* BEGIN The records *

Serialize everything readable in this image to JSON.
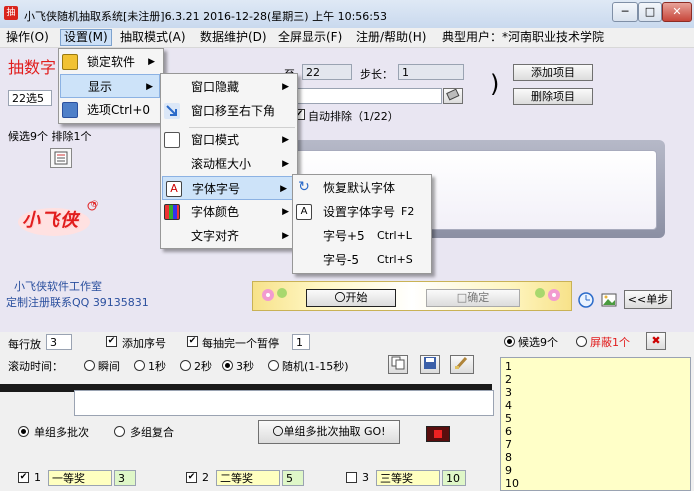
{
  "window": {
    "title": "小飞侠随机抽取系统[未注册]6.3.21 2016-12-28(星期三) 上午 10:56:53",
    "app_icon_label": "抽",
    "min_glyph": "─",
    "max_glyph": "□",
    "close_glyph": "✕"
  },
  "menubar": [
    "操作(O)",
    "设置(M)",
    "抽取模式(A)",
    "数据维护(D)",
    "全屏显示(F)",
    "注册/帮助(H)",
    "典型用户：*河南职业技术学院"
  ],
  "settings_menu": {
    "items": [
      {
        "label": "锁定软件",
        "icon": "lock-icon",
        "submenu": true
      },
      {
        "label": "显示",
        "icon": "",
        "submenu": true
      },
      {
        "label": "选项Ctrl+0",
        "icon": "options-icon",
        "submenu": false
      }
    ]
  },
  "display_menu": {
    "items": [
      {
        "label": "窗口隐藏",
        "submenu": true
      },
      {
        "label": "窗口移至右下角",
        "submenu": false
      },
      {
        "label": "窗口模式",
        "submenu": true
      },
      {
        "label": "滚动框大小",
        "submenu": true
      },
      {
        "label": "字体字号",
        "submenu": true
      },
      {
        "label": "字体颜色",
        "submenu": true
      },
      {
        "label": "文字对齐",
        "submenu": true
      }
    ]
  },
  "font_menu": {
    "items": [
      {
        "label": "恢复默认字体",
        "shortcut": ""
      },
      {
        "label": "设置字体字号",
        "shortcut": "F2"
      },
      {
        "label": "字号+5",
        "shortcut": "Ctrl+L"
      },
      {
        "label": "字号-5",
        "shortcut": "Ctrl+S"
      }
    ]
  },
  "main": {
    "mode_title": "抽数字",
    "range_to_label": "至",
    "range_to_value": "22",
    "step_label": "步长：",
    "step_value": "1",
    "mode_select_value": "22选5",
    "auto_exclude_label": "自动排除（1/22）",
    "add_item_label": "添加项目",
    "delete_item_label": "删除项目",
    "candidate_info": "候选9个 排除1个",
    "logo_text": "小飞侠",
    "logo_mark": "®",
    "studio_text": "小飞侠软件工作室",
    "contact_text": "定制注册联系QQ 39135831",
    "start_label": "〇开始",
    "confirm_label": "□确定",
    "single_step_label": "<<单步"
  },
  "controls": {
    "rows_per_line_label": "每行放",
    "rows_per_line_value": "3",
    "add_seq_label": "添加序号",
    "pause_label": "每抽完一个暂停",
    "pause_value": "1",
    "scroll_time_label": "滚动时间：",
    "speed_options": [
      "瞬间",
      "1秒",
      "2秒",
      "3秒",
      "随机(1-15秒)"
    ],
    "speed_selected": "3秒",
    "single_multi_label": "单组多批次",
    "multi_group_label": "多组复合",
    "batch_draw_label": "〇单组多批次抽取 GO!",
    "prize_rows": [
      {
        "index": "1",
        "name": "一等奖",
        "count": "3",
        "checked": true
      },
      {
        "index": "2",
        "name": "二等奖",
        "count": "5",
        "checked": true
      },
      {
        "index": "3",
        "name": "三等奖",
        "count": "10",
        "checked": false
      }
    ]
  },
  "list_panel": {
    "candidates_label": "候选9个",
    "hidden_label": "屏蔽1个",
    "items": [
      "1",
      "2",
      "3",
      "4",
      "5",
      "6",
      "7",
      "8",
      "9",
      "10"
    ]
  },
  "colors": {
    "accent_red": "#e11d1d",
    "link_blue": "#2a4f9e",
    "list_bg": "#ffffc8",
    "menu_highlight": "#cde3f9"
  }
}
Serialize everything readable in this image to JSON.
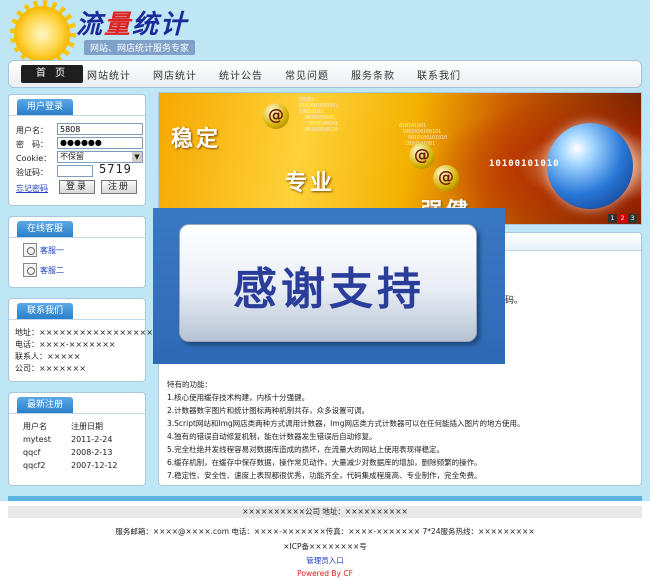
{
  "header": {
    "logo_title_a": "流",
    "logo_title_b": "量",
    "logo_title_c": "统计",
    "logo_slogan": "网站、网店统计服务专家"
  },
  "nav": {
    "items": [
      "首 页",
      "网站统计",
      "网店统计",
      "统计公告",
      "常见问题",
      "服务条款",
      "联系我们"
    ]
  },
  "login": {
    "title": "用户登录",
    "username_label": "用户名：",
    "username_value": "5808",
    "password_label": "密　码：",
    "password_value": "●●●●●●",
    "cookie_label": "Cookie：",
    "cookie_value": "不保留",
    "captcha_label": "验证码：",
    "captcha_value": "5719",
    "forgot_label": "忘记密码",
    "login_button": "登录",
    "register_button": "注册"
  },
  "service": {
    "title": "在线客服",
    "items": [
      "客服一",
      "客服二"
    ]
  },
  "contact": {
    "title": "联系我们",
    "address": "地址：××××××××××××××××××",
    "phone": "电话：××××-×××××××",
    "person": "联系人：×××××",
    "company": "公司：×××××××"
  },
  "registrations": {
    "title": "最新注册",
    "headers": [
      "用户名",
      "注册日期"
    ],
    "rows": [
      [
        "mytest",
        "2011-2-24"
      ],
      [
        "qqcf",
        "2008-2-13"
      ],
      [
        "qqcf2",
        "2007-12-12"
      ]
    ]
  },
  "banner": {
    "word1": "稳定",
    "word2": "专业",
    "word3": "强健",
    "code_text": "10100101010",
    "pager": [
      "1",
      "2",
      "3"
    ]
  },
  "content": {
    "fragment": "码。",
    "features_title": "特有的功能：",
    "features": [
      "1.核心使用缓存技术构建，内核十分强健。",
      "2.计数器数字图片和统计图标两种机制共存，众多设置可调。",
      "3.Script网站和Img网店类两种方式调用计数器，Img网店类方式计数器可以在任何能插入图片的地方使用。",
      "4.独有的错误自动修复机制，能在计数器发生错误后自动修复。",
      "5.完全杜绝并发线程容易对数据库造成的损坏，在流量大的网站上使用表现得稳定。",
      "6.缓存机制，在缓存中保存数据，操作常见动作，大量减少对数据库的增加，删除频繁的操作。",
      "7.稳定性、安全性、速度上表现都很优秀，功能齐全，代码集成程度高、专业制作，完全免费。"
    ]
  },
  "overlay": {
    "text": "感谢支持"
  },
  "footer": {
    "company": "××××××××××公司 地址：××××××××××",
    "contact": "服务邮箱：××××@××××.com 电话：××××-×××××××传真：××××-××××××× 7*24服务热线：×××××××××",
    "icp": "×ICP备××××××××号",
    "admin_link": "管理员入口",
    "powered": "Powered By CF"
  }
}
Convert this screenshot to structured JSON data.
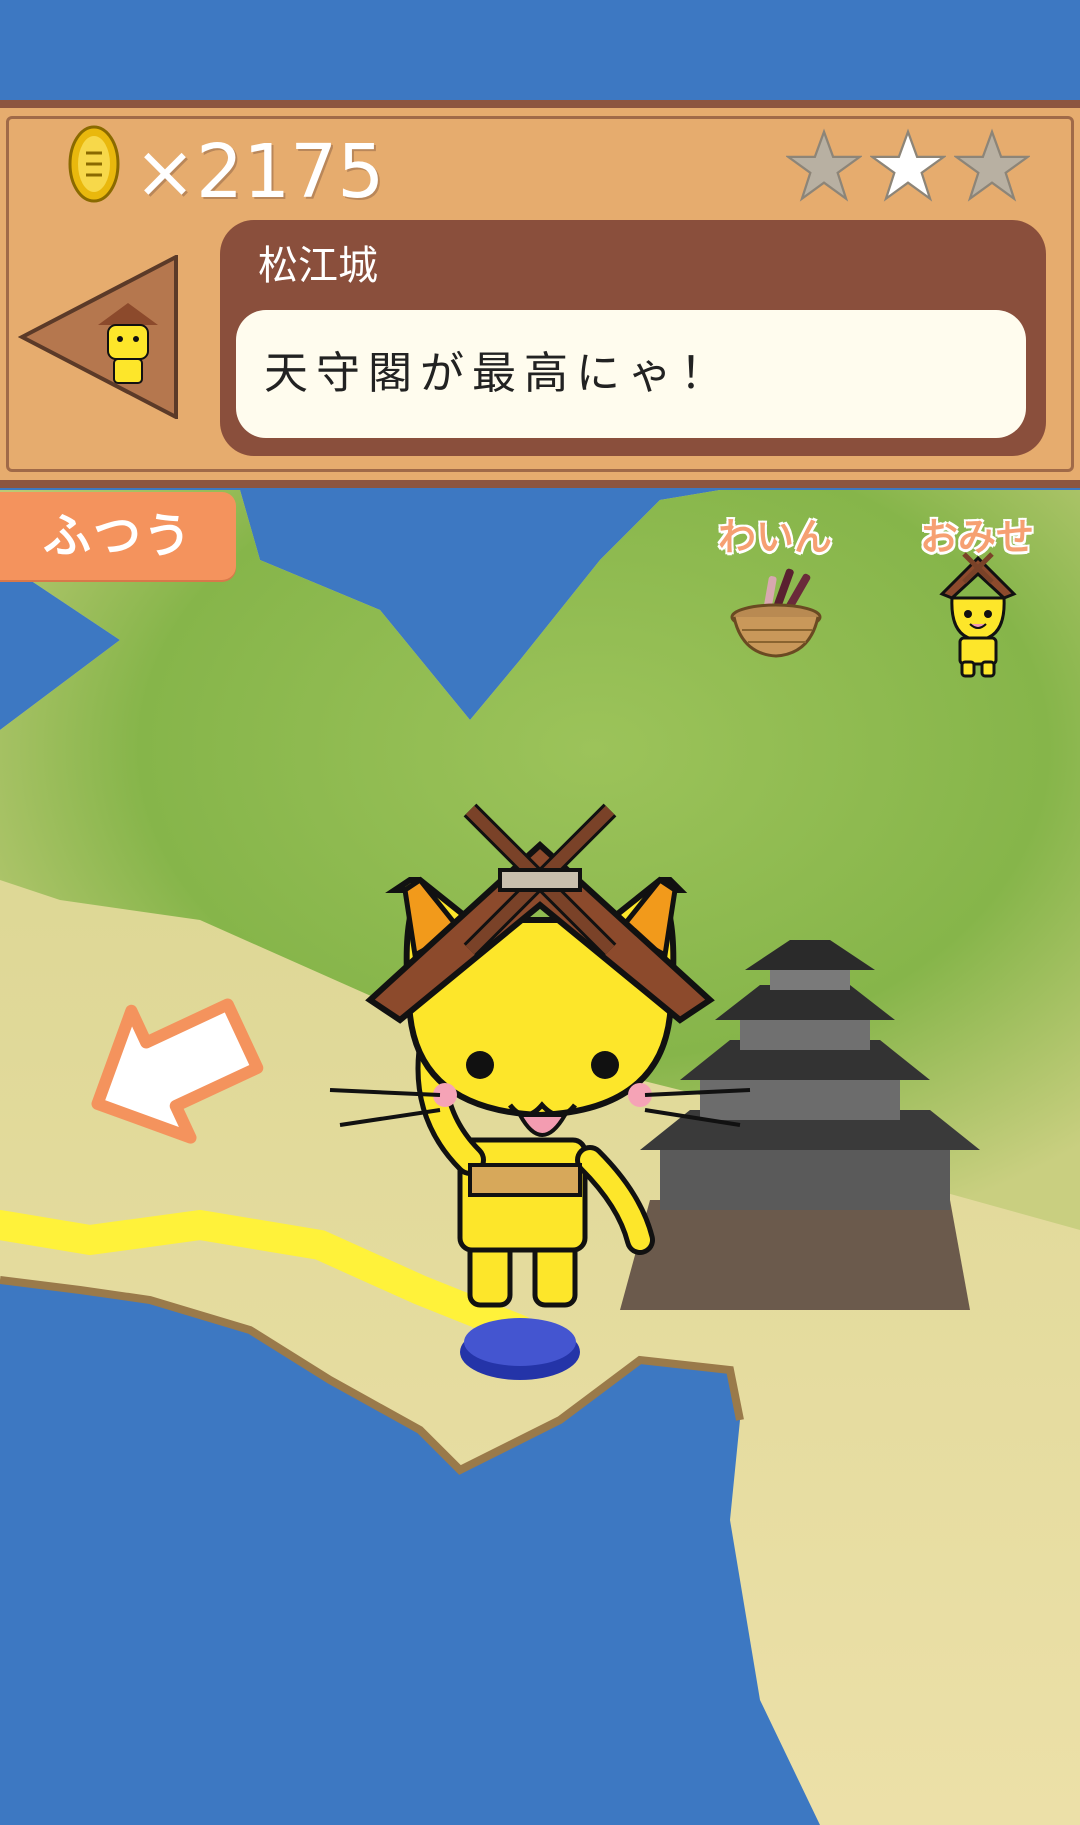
{
  "hud": {
    "coin_icon": "gold-koban-coin-icon",
    "coin_count": "×2175",
    "stars": [
      {
        "state": "empty",
        "color": "#b8b0a2"
      },
      {
        "state": "filled",
        "color": "#ffffff"
      },
      {
        "state": "empty",
        "color": "#b8b0a2"
      }
    ]
  },
  "dialog": {
    "speaker": "松江城",
    "message": "天守閣が最高にゃ！"
  },
  "mode": {
    "label": "ふつう"
  },
  "menu": {
    "wine_label": "わいん",
    "wine_icon": "wine-basket-icon",
    "shop_label": "おみせ",
    "shop_icon": "shimanekko-shop-icon"
  },
  "map": {
    "back_arrow_icon": "back-arrow-icon",
    "character": "shimanekko-mascot",
    "landmark": "matsue-castle",
    "stage_marker": "blue-stage-button",
    "colors": {
      "sea": "#3d78c2",
      "grass": "#86b54a",
      "sand": "#e9dca1",
      "path": "#fff23a",
      "panel": "#e6ac6e",
      "dialog": "#8a4f3c",
      "accent": "#f4935d"
    }
  }
}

* END The records *

> Exercise task: Return the full material word for word. Do not include the pictures.

> The answer:
Serialize everything readable in this image to JSON.
{
  "window": {
    "title": "小飞侠随机抽取系统[未注册]6.3.21 2016-12-28(星期三) 上午 10:56:53",
    "app_icon_label": "抽",
    "min_glyph": "─",
    "max_glyph": "□",
    "close_glyph": "✕"
  },
  "menubar": [
    "操作(O)",
    "设置(M)",
    "抽取模式(A)",
    "数据维护(D)",
    "全屏显示(F)",
    "注册/帮助(H)",
    "典型用户：*河南职业技术学院"
  ],
  "settings_menu": {
    "items": [
      {
        "label": "锁定软件",
        "icon": "lock-icon",
        "submenu": true
      },
      {
        "label": "显示",
        "icon": "",
        "submenu": true
      },
      {
        "label": "选项Ctrl+0",
        "icon": "options-icon",
        "submenu": false
      }
    ]
  },
  "display_menu": {
    "items": [
      {
        "label": "窗口隐藏",
        "submenu": true
      },
      {
        "label": "窗口移至右下角",
        "submenu": false
      },
      {
        "label": "窗口模式",
        "submenu": true
      },
      {
        "label": "滚动框大小",
        "submenu": true
      },
      {
        "label": "字体字号",
        "submenu": true
      },
      {
        "label": "字体颜色",
        "submenu": true
      },
      {
        "label": "文字对齐",
        "submenu": true
      }
    ]
  },
  "font_menu": {
    "items": [
      {
        "label": "恢复默认字体",
        "shortcut": ""
      },
      {
        "label": "设置字体字号",
        "shortcut": "F2"
      },
      {
        "label": "字号+5",
        "shortcut": "Ctrl+L"
      },
      {
        "label": "字号-5",
        "shortcut": "Ctrl+S"
      }
    ]
  },
  "main": {
    "mode_title": "抽数字",
    "range_to_label": "至",
    "range_to_value": "22",
    "step_label": "步长：",
    "step_value": "1",
    "mode_select_value": "22选5",
    "auto_exclude_label": "自动排除（1/22）",
    "add_item_label": "添加项目",
    "delete_item_label": "删除项目",
    "candidate_info": "候选9个 排除1个",
    "logo_text": "小飞侠",
    "logo_mark": "®",
    "studio_text": "小飞侠软件工作室",
    "contact_text": "定制注册联系QQ 39135831",
    "start_label": "〇开始",
    "confirm_label": "□确定",
    "single_step_label": "<<单步"
  },
  "controls": {
    "rows_per_line_label": "每行放",
    "rows_per_line_value": "3",
    "add_seq_label": "添加序号",
    "pause_label": "每抽完一个暂停",
    "pause_value": "1",
    "scroll_time_label": "滚动时间：",
    "speed_options": [
      "瞬间",
      "1秒",
      "2秒",
      "3秒",
      "随机(1-15秒)"
    ],
    "speed_selected": "3秒",
    "single_multi_label": "单组多批次",
    "multi_group_label": "多组复合",
    "batch_draw_label": "〇单组多批次抽取 GO!",
    "prize_rows": [
      {
        "index": "1",
        "name": "一等奖",
        "count": "3",
        "checked": true
      },
      {
        "index": "2",
        "name": "二等奖",
        "count": "5",
        "checked": true
      },
      {
        "index": "3",
        "name": "三等奖",
        "count": "10",
        "checked": false
      }
    ]
  },
  "list_panel": {
    "candidates_label": "候选9个",
    "hidden_label": "屏蔽1个",
    "items": [
      "1",
      "2",
      "3",
      "4",
      "5",
      "6",
      "7",
      "8",
      "9",
      "10"
    ]
  },
  "colors": {
    "accent_red": "#e11d1d",
    "link_blue": "#2a4f9e",
    "list_bg": "#ffffc8",
    "menu_highlight": "#cde3f9"
  }
}
Serialize everything readable in this image to JSON.
{
  "header": {
    "logo_title_a": "流",
    "logo_title_b": "量",
    "logo_title_c": "统计",
    "logo_slogan": "网站、网店统计服务专家"
  },
  "nav": {
    "items": [
      "首 页",
      "网站统计",
      "网店统计",
      "统计公告",
      "常见问题",
      "服务条款",
      "联系我们"
    ]
  },
  "login": {
    "title": "用户登录",
    "username_label": "用户名：",
    "username_value": "5808",
    "password_label": "密　码：",
    "password_value": "●●●●●●",
    "cookie_label": "Cookie：",
    "cookie_value": "不保留",
    "captcha_label": "验证码：",
    "captcha_value": "5719",
    "forgot_label": "忘记密码",
    "login_button": "登录",
    "register_button": "注册"
  },
  "service": {
    "title": "在线客服",
    "items": [
      "客服一",
      "客服二"
    ]
  },
  "contact": {
    "title": "联系我们",
    "address": "地址：××××××××××××××××××",
    "phone": "电话：××××-×××××××",
    "person": "联系人：×××××",
    "company": "公司：×××××××"
  },
  "registrations": {
    "title": "最新注册",
    "headers": [
      "用户名",
      "注册日期"
    ],
    "rows": [
      [
        "mytest",
        "2011-2-24"
      ],
      [
        "qqcf",
        "2008-2-13"
      ],
      [
        "qqcf2",
        "2007-12-12"
      ]
    ]
  },
  "banner": {
    "word1": "稳定",
    "word2": "专业",
    "word3": "强健",
    "code_text": "10100101010",
    "pager": [
      "1",
      "2",
      "3"
    ]
  },
  "content": {
    "fragment": "码。",
    "features_title": "特有的功能：",
    "features": [
      "1.核心使用缓存技术构建，内核十分强健。",
      "2.计数器数字图片和统计图标两种机制共存，众多设置可调。",
      "3.Script网站和Img网店类两种方式调用计数器，Img网店类方式计数器可以在任何能插入图片的地方使用。",
      "4.独有的错误自动修复机制，能在计数器发生错误后自动修复。",
      "5.完全杜绝并发线程容易对数据库造成的损坏，在流量大的网站上使用表现得稳定。",
      "6.缓存机制，在缓存中保存数据，操作常见动作，大量减少对数据库的增加，删除频繁的操作。",
      "7.稳定性、安全性、速度上表现都很优秀，功能齐全，代码集成程度高、专业制作，完全免费。"
    ]
  },
  "overlay": {
    "text": "感谢支持"
  },
  "footer": {
    "company": "××××××××××公司 地址：××××××××××",
    "contact": "服务邮箱：××××@××××.com 电话：××××-×××××××传真：××××-××××××× 7*24服务热线：×××××××××",
    "icp": "×ICP备××××××××号",
    "admin_link": "管理员入口",
    "powered": "Powered By CF"
  }
}
Convert this screenshot to structured JSON data.
{
  "hud": {
    "coin_icon": "gold-koban-coin-icon",
    "coin_count": "×2175",
    "stars": [
      {
        "state": "empty",
        "color": "#b8b0a2"
      },
      {
        "state": "filled",
        "color": "#ffffff"
      },
      {
        "state": "empty",
        "color": "#b8b0a2"
      }
    ]
  },
  "dialog": {
    "speaker": "松江城",
    "message": "天守閣が最高にゃ！"
  },
  "mode": {
    "label": "ふつう"
  },
  "menu": {
    "wine_label": "わいん",
    "wine_icon": "wine-basket-icon",
    "shop_label": "おみせ",
    "shop_icon": "shimanekko-shop-icon"
  },
  "map": {
    "back_arrow_icon": "back-arrow-icon",
    "character": "shimanekko-mascot",
    "landmark": "matsue-castle",
    "stage_marker": "blue-stage-button",
    "colors": {
      "sea": "#3d78c2",
      "grass": "#86b54a",
      "sand": "#e9dca1",
      "path": "#fff23a",
      "panel": "#e6ac6e",
      "dialog": "#8a4f3c",
      "accent": "#f4935d"
    }
  }
}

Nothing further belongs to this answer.